=== Objective ===
Drop the pictures, then extract the listing word for word.

:: Excerpted data ::

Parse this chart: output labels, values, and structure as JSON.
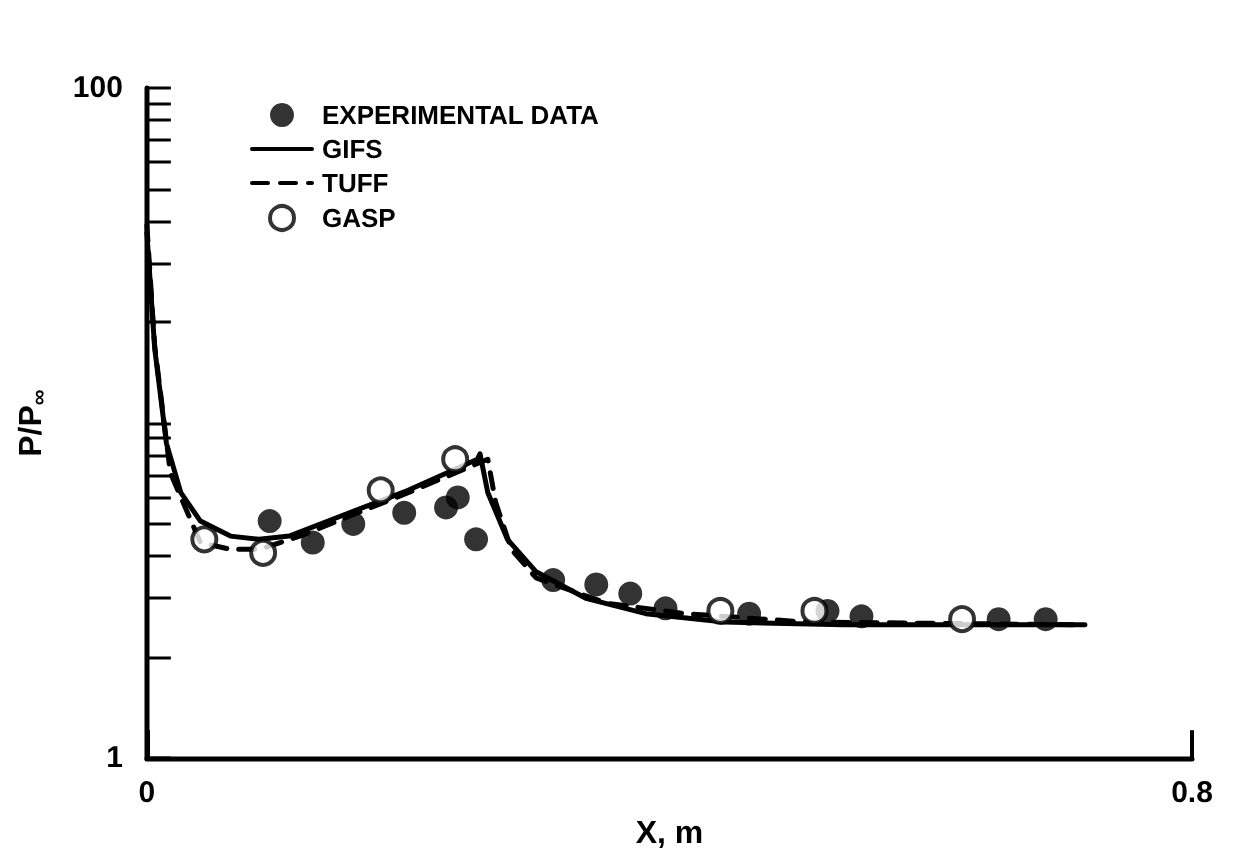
{
  "chart_data": {
    "type": "line",
    "xlabel": "X, m",
    "ylabel": "P/P$_{∞}$",
    "xlim": [
      0,
      0.8
    ],
    "xticks": [
      0,
      0.8
    ],
    "ylim": [
      1,
      100
    ],
    "yticks": [
      1,
      {
        "value": 2,
        "label": null
      },
      {
        "value": 3,
        "label": null
      },
      {
        "value": 4,
        "label": null
      },
      {
        "value": 5,
        "label": null
      },
      {
        "value": 6,
        "label": null
      },
      {
        "value": 7,
        "label": null
      },
      {
        "value": 8,
        "label": null
      },
      {
        "value": 9,
        "label": null
      },
      {
        "value": 10,
        "label": null
      },
      {
        "value": 20,
        "label": null
      },
      {
        "value": 30,
        "label": null
      },
      {
        "value": 40,
        "label": null
      },
      {
        "value": 50,
        "label": null
      },
      {
        "value": 60,
        "label": null
      },
      {
        "value": 70,
        "label": null
      },
      {
        "value": 80,
        "label": null
      },
      {
        "value": 90,
        "label": null
      },
      100
    ],
    "log": "y",
    "grid": false,
    "legend": "top left",
    "series": [
      {
        "name": "EXPERIMENTAL DATA",
        "type": "scatter",
        "marker": "circle",
        "color": "#000000",
        "x": [
          0.094,
          0.127,
          0.158,
          0.197,
          0.229,
          0.238,
          0.252,
          0.311,
          0.344,
          0.37,
          0.397,
          0.461,
          0.521,
          0.547,
          0.652,
          0.688
        ],
        "values": [
          5.1,
          4.4,
          5.0,
          5.4,
          5.6,
          6.0,
          4.5,
          3.4,
          3.3,
          3.1,
          2.8,
          2.7,
          2.75,
          2.65,
          2.6,
          2.6
        ]
      },
      {
        "name": "GIFS",
        "type": "line",
        "line_style": "solid",
        "marker": "none",
        "color": "#000000",
        "x": [
          0,
          0.006,
          0.015,
          0.026,
          0.041,
          0.064,
          0.086,
          0.109,
          0.155,
          0.2,
          0.253,
          0.255,
          0.261,
          0.276,
          0.298,
          0.336,
          0.382,
          0.442,
          0.533,
          0.624,
          0.718
        ],
        "values": [
          37,
          16.7,
          8.7,
          6.2,
          5.1,
          4.6,
          4.5,
          4.6,
          5.4,
          6.3,
          7.8,
          8.1,
          6.2,
          4.5,
          3.6,
          3.0,
          2.7,
          2.55,
          2.5,
          2.5,
          2.5
        ]
      },
      {
        "name": "TUFF",
        "type": "line",
        "line_style": "dashed",
        "marker": "none",
        "color": "#000000",
        "x": [
          0,
          0.006,
          0.018,
          0.041,
          0.064,
          0.086,
          0.117,
          0.2,
          0.261,
          0.267,
          0.279,
          0.298,
          0.352,
          0.412,
          0.503,
          0.718
        ],
        "values": [
          39,
          17,
          7.1,
          4.4,
          4.2,
          4.2,
          4.6,
          6.2,
          7.8,
          5.8,
          4.2,
          3.45,
          2.9,
          2.7,
          2.55,
          2.5
        ]
      },
      {
        "name": "GASP",
        "type": "scatter",
        "marker": "circle",
        "color": "#000000",
        "x": [
          0.044,
          0.089,
          0.179,
          0.236,
          0.439,
          0.511,
          0.624
        ],
        "values": [
          4.5,
          4.1,
          6.3,
          7.8,
          2.75,
          2.75,
          2.6
        ]
      }
    ]
  }
}
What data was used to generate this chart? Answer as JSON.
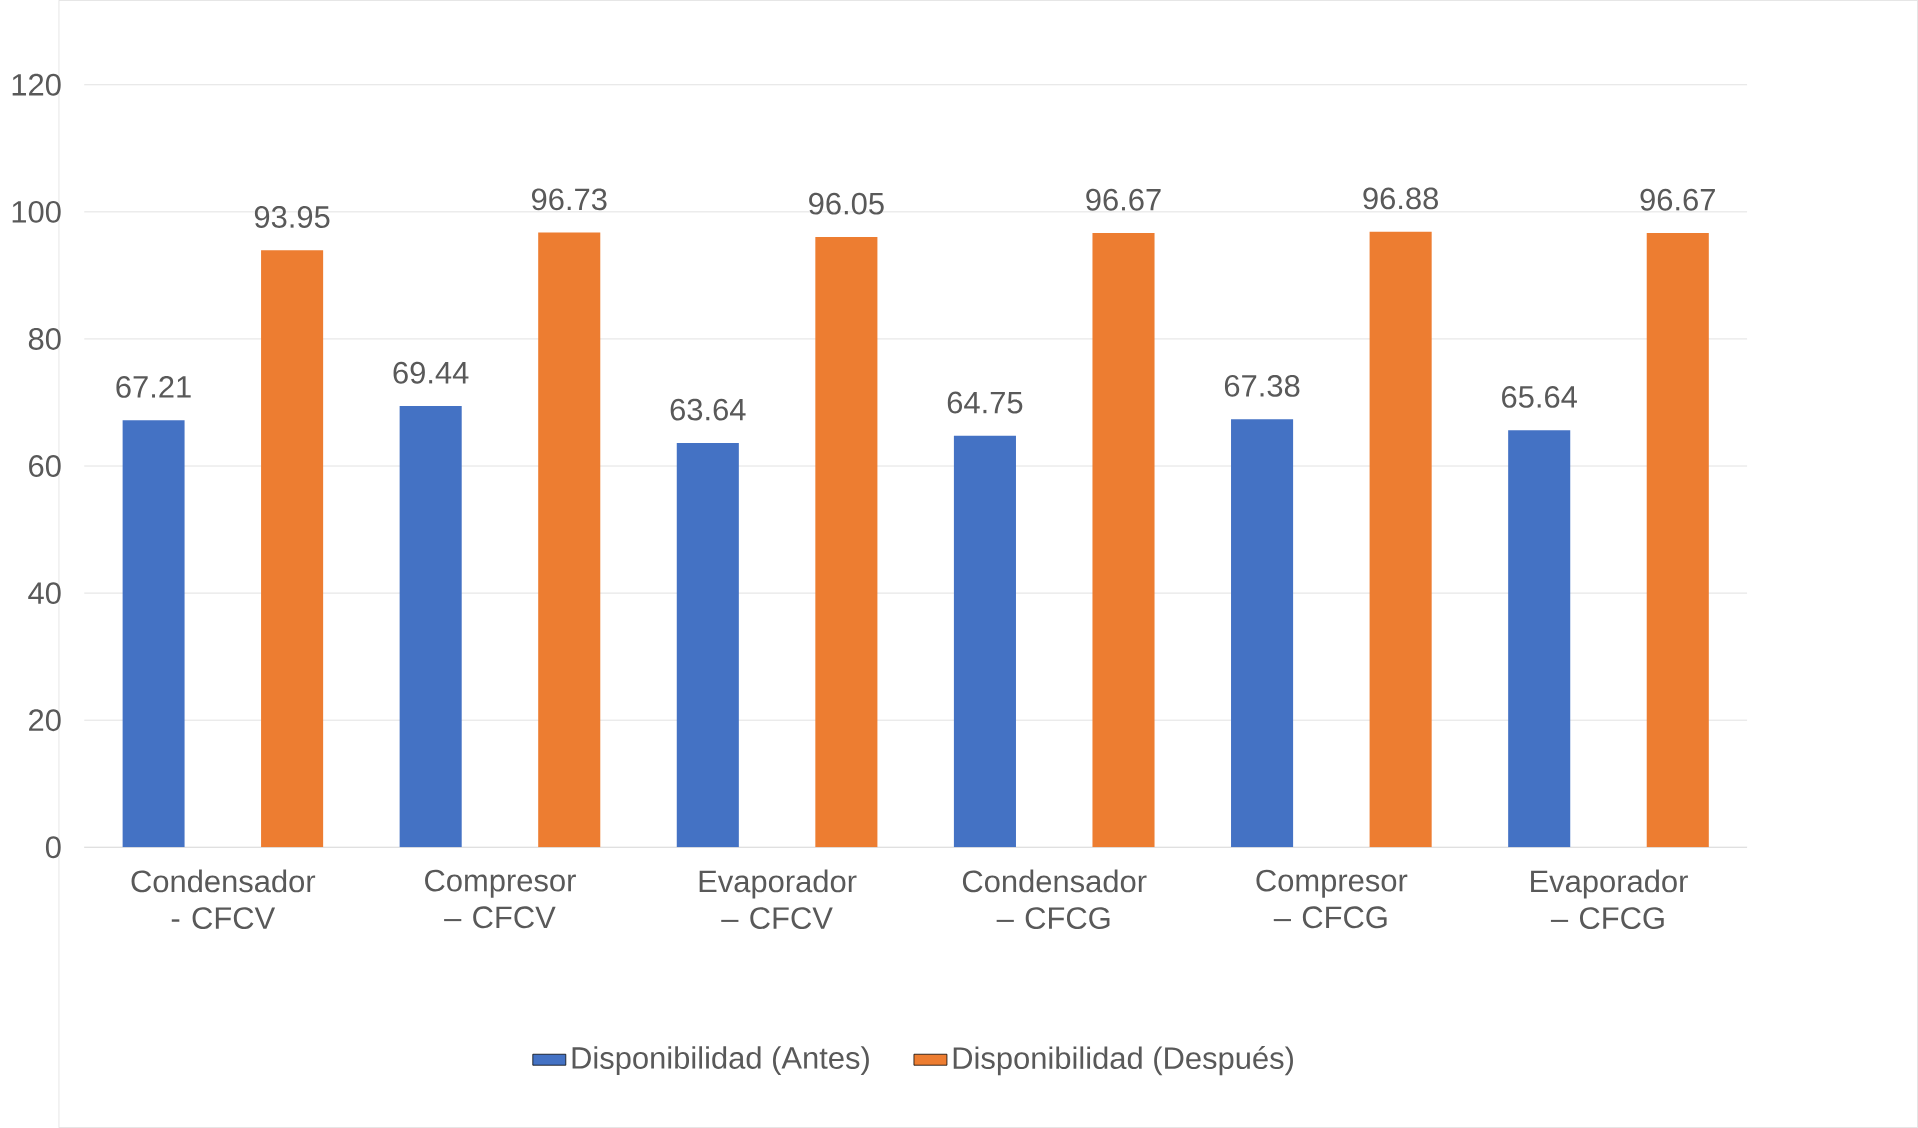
{
  "chart_data": {
    "type": "bar",
    "categories": [
      "Condensador - CFCV",
      "Compresor – CFCV",
      "Evaporador – CFCV",
      "Condensador – CFCG",
      "Compresor – CFCG",
      "Evaporador – CFCG"
    ],
    "series": [
      {
        "name": "Disponibilidad (Antes)",
        "color": "#4472c4",
        "values": [
          67.21,
          69.44,
          63.64,
          64.75,
          67.38,
          65.64
        ]
      },
      {
        "name": "Disponibilidad (Después)",
        "color": "#ed7d31",
        "values": [
          93.95,
          96.73,
          96.05,
          96.67,
          96.88,
          96.67
        ]
      }
    ],
    "ylim": [
      0,
      120
    ],
    "yticks": [
      0,
      20,
      40,
      60,
      80,
      100,
      120
    ],
    "grid": "y",
    "legend": "bottom",
    "data_labels": true
  }
}
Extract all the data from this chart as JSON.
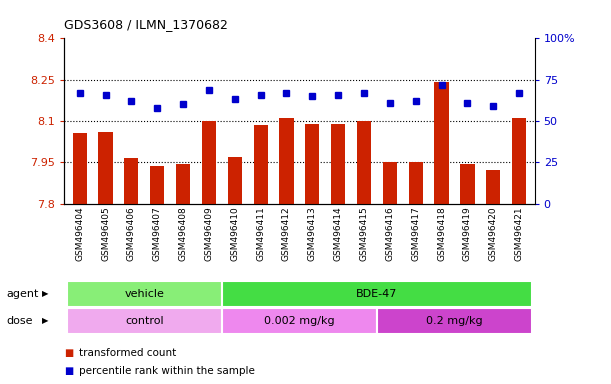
{
  "title": "GDS3608 / ILMN_1370682",
  "categories": [
    "GSM496404",
    "GSM496405",
    "GSM496406",
    "GSM496407",
    "GSM496408",
    "GSM496409",
    "GSM496410",
    "GSM496411",
    "GSM496412",
    "GSM496413",
    "GSM496414",
    "GSM496415",
    "GSM496416",
    "GSM496417",
    "GSM496418",
    "GSM496419",
    "GSM496420",
    "GSM496421"
  ],
  "bar_values": [
    8.055,
    8.06,
    7.965,
    7.935,
    7.945,
    8.1,
    7.97,
    8.085,
    8.11,
    8.09,
    8.09,
    8.1,
    7.95,
    7.95,
    8.24,
    7.945,
    7.92,
    8.11
  ],
  "dot_values": [
    67,
    66,
    62,
    58,
    60,
    69,
    63,
    66,
    67,
    65,
    66,
    67,
    61,
    62,
    72,
    61,
    59,
    67
  ],
  "ymin": 7.8,
  "ymax": 8.4,
  "ylim_left": [
    7.8,
    8.4
  ],
  "ylim_right": [
    0,
    100
  ],
  "yticks_left": [
    7.8,
    7.95,
    8.1,
    8.25,
    8.4
  ],
  "yticks_right": [
    0,
    25,
    50,
    75,
    100
  ],
  "ytick_labels_left": [
    "7.8",
    "7.95",
    "8.1",
    "8.25",
    "8.4"
  ],
  "ytick_labels_right": [
    "0",
    "25",
    "50",
    "75",
    "100%"
  ],
  "hlines": [
    7.95,
    8.1,
    8.25
  ],
  "bar_color": "#cc2200",
  "dot_color": "#0000cc",
  "bg_color": "#ffffff",
  "agent_row": [
    {
      "label": "vehicle",
      "start": 0,
      "end": 5,
      "color": "#88ee77"
    },
    {
      "label": "BDE-47",
      "start": 6,
      "end": 17,
      "color": "#44dd44"
    }
  ],
  "dose_row": [
    {
      "label": "control",
      "start": 0,
      "end": 5,
      "color": "#f0aaee"
    },
    {
      "label": "0.002 mg/kg",
      "start": 6,
      "end": 11,
      "color": "#ee88ee"
    },
    {
      "label": "0.2 mg/kg",
      "start": 12,
      "end": 17,
      "color": "#cc44cc"
    }
  ],
  "agent_label": "agent",
  "dose_label": "dose",
  "legend_items": [
    {
      "color": "#cc2200",
      "label": "transformed count"
    },
    {
      "color": "#0000cc",
      "label": "percentile rank within the sample"
    }
  ],
  "tick_color_left": "#cc2200",
  "tick_color_right": "#0000cc"
}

:::

=== Right answer ===
Parse this chart: output labels, values, and structure as JSON.
{
  "chart_data": {
    "type": "line",
    "xlabel": "X, m",
    "ylabel": "P/P$_{∞}$",
    "xlim": [
      0,
      0.8
    ],
    "xticks": [
      0,
      0.8
    ],
    "ylim": [
      1,
      100
    ],
    "yticks": [
      1,
      {
        "value": 2,
        "label": null
      },
      {
        "value": 3,
        "label": null
      },
      {
        "value": 4,
        "label": null
      },
      {
        "value": 5,
        "label": null
      },
      {
        "value": 6,
        "label": null
      },
      {
        "value": 7,
        "label": null
      },
      {
        "value": 8,
        "label": null
      },
      {
        "value": 9,
        "label": null
      },
      {
        "value": 10,
        "label": null
      },
      {
        "value": 20,
        "label": null
      },
      {
        "value": 30,
        "label": null
      },
      {
        "value": 40,
        "label": null
      },
      {
        "value": 50,
        "label": null
      },
      {
        "value": 60,
        "label": null
      },
      {
        "value": 70,
        "label": null
      },
      {
        "value": 80,
        "label": null
      },
      {
        "value": 90,
        "label": null
      },
      100
    ],
    "log": "y",
    "grid": false,
    "legend": "top left",
    "series": [
      {
        "name": "EXPERIMENTAL DATA",
        "type": "scatter",
        "marker": "circle",
        "color": "#000000",
        "x": [
          0.094,
          0.127,
          0.158,
          0.197,
          0.229,
          0.238,
          0.252,
          0.311,
          0.344,
          0.37,
          0.397,
          0.461,
          0.521,
          0.547,
          0.652,
          0.688
        ],
        "values": [
          5.1,
          4.4,
          5.0,
          5.4,
          5.6,
          6.0,
          4.5,
          3.4,
          3.3,
          3.1,
          2.8,
          2.7,
          2.75,
          2.65,
          2.6,
          2.6
        ]
      },
      {
        "name": "GIFS",
        "type": "line",
        "line_style": "solid",
        "marker": "none",
        "color": "#000000",
        "x": [
          0,
          0.006,
          0.015,
          0.026,
          0.041,
          0.064,
          0.086,
          0.109,
          0.155,
          0.2,
          0.253,
          0.255,
          0.261,
          0.276,
          0.298,
          0.336,
          0.382,
          0.442,
          0.533,
          0.624,
          0.718
        ],
        "values": [
          37,
          16.7,
          8.7,
          6.2,
          5.1,
          4.6,
          4.5,
          4.6,
          5.4,
          6.3,
          7.8,
          8.1,
          6.2,
          4.5,
          3.6,
          3.0,
          2.7,
          2.55,
          2.5,
          2.5,
          2.5
        ]
      },
      {
        "name": "TUFF",
        "type": "line",
        "line_style": "dashed",
        "marker": "none",
        "color": "#000000",
        "x": [
          0,
          0.006,
          0.018,
          0.041,
          0.064,
          0.086,
          0.117,
          0.2,
          0.261,
          0.267,
          0.279,
          0.298,
          0.352,
          0.412,
          0.503,
          0.718
        ],
        "values": [
          39,
          17,
          7.1,
          4.4,
          4.2,
          4.2,
          4.6,
          6.2,
          7.8,
          5.8,
          4.2,
          3.45,
          2.9,
          2.7,
          2.55,
          2.5
        ]
      },
      {
        "name": "GASP",
        "type": "scatter",
        "marker": "circle",
        "color": "#000000",
        "x": [
          0.044,
          0.089,
          0.179,
          0.236,
          0.439,
          0.511,
          0.624
        ],
        "values": [
          4.5,
          4.1,
          6.3,
          7.8,
          2.75,
          2.75,
          2.6
        ]
      }
    ]
  }
}
What data was used to generate this chart? Answer as JSON.
{
  "chart_data": {
    "type": "bar",
    "categories": [
      "Condensador - CFCV",
      "Compresor – CFCV",
      "Evaporador – CFCV",
      "Condensador – CFCG",
      "Compresor – CFCG",
      "Evaporador – CFCG"
    ],
    "series": [
      {
        "name": "Disponibilidad (Antes)",
        "color": "#4472c4",
        "values": [
          67.21,
          69.44,
          63.64,
          64.75,
          67.38,
          65.64
        ]
      },
      {
        "name": "Disponibilidad (Después)",
        "color": "#ed7d31",
        "values": [
          93.95,
          96.73,
          96.05,
          96.67,
          96.88,
          96.67
        ]
      }
    ],
    "ylim": [
      0,
      120
    ],
    "yticks": [
      0,
      20,
      40,
      60,
      80,
      100,
      120
    ],
    "grid": "y",
    "legend": "bottom",
    "data_labels": true
  }
}
Extract all the data from this chart as JSON.
{
  "title": "GDS3608 / ILMN_1370682",
  "categories": [
    "GSM496404",
    "GSM496405",
    "GSM496406",
    "GSM496407",
    "GSM496408",
    "GSM496409",
    "GSM496410",
    "GSM496411",
    "GSM496412",
    "GSM496413",
    "GSM496414",
    "GSM496415",
    "GSM496416",
    "GSM496417",
    "GSM496418",
    "GSM496419",
    "GSM496420",
    "GSM496421"
  ],
  "bar_values": [
    8.055,
    8.06,
    7.965,
    7.935,
    7.945,
    8.1,
    7.97,
    8.085,
    8.11,
    8.09,
    8.09,
    8.1,
    7.95,
    7.95,
    8.24,
    7.945,
    7.92,
    8.11
  ],
  "dot_values": [
    67,
    66,
    62,
    58,
    60,
    69,
    63,
    66,
    67,
    65,
    66,
    67,
    61,
    62,
    72,
    61,
    59,
    67
  ],
  "ymin": 7.8,
  "ymax": 8.4,
  "ylim_left": [
    7.8,
    8.4
  ],
  "ylim_right": [
    0,
    100
  ],
  "yticks_left": [
    7.8,
    7.95,
    8.1,
    8.25,
    8.4
  ],
  "yticks_right": [
    0,
    25,
    50,
    75,
    100
  ],
  "ytick_labels_left": [
    "7.8",
    "7.95",
    "8.1",
    "8.25",
    "8.4"
  ],
  "ytick_labels_right": [
    "0",
    "25",
    "50",
    "75",
    "100%"
  ],
  "hlines": [
    7.95,
    8.1,
    8.25
  ],
  "bar_color": "#cc2200",
  "dot_color": "#0000cc",
  "bg_color": "#ffffff",
  "agent_row": [
    {
      "label": "vehicle",
      "start": 0,
      "end": 5,
      "color": "#88ee77"
    },
    {
      "label": "BDE-47",
      "start": 6,
      "end": 17,
      "color": "#44dd44"
    }
  ],
  "dose_row": [
    {
      "label": "control",
      "start": 0,
      "end": 5,
      "color": "#f0aaee"
    },
    {
      "label": "0.002 mg/kg",
      "start": 6,
      "end": 11,
      "color": "#ee88ee"
    },
    {
      "label": "0.2 mg/kg",
      "start": 12,
      "end": 17,
      "color": "#cc44cc"
    }
  ],
  "agent_label": "agent",
  "dose_label": "dose",
  "legend_items": [
    {
      "color": "#cc2200",
      "label": "transformed count"
    },
    {
      "color": "#0000cc",
      "label": "percentile rank within the sample"
    }
  ],
  "tick_color_left": "#cc2200",
  "tick_color_right": "#0000cc"
}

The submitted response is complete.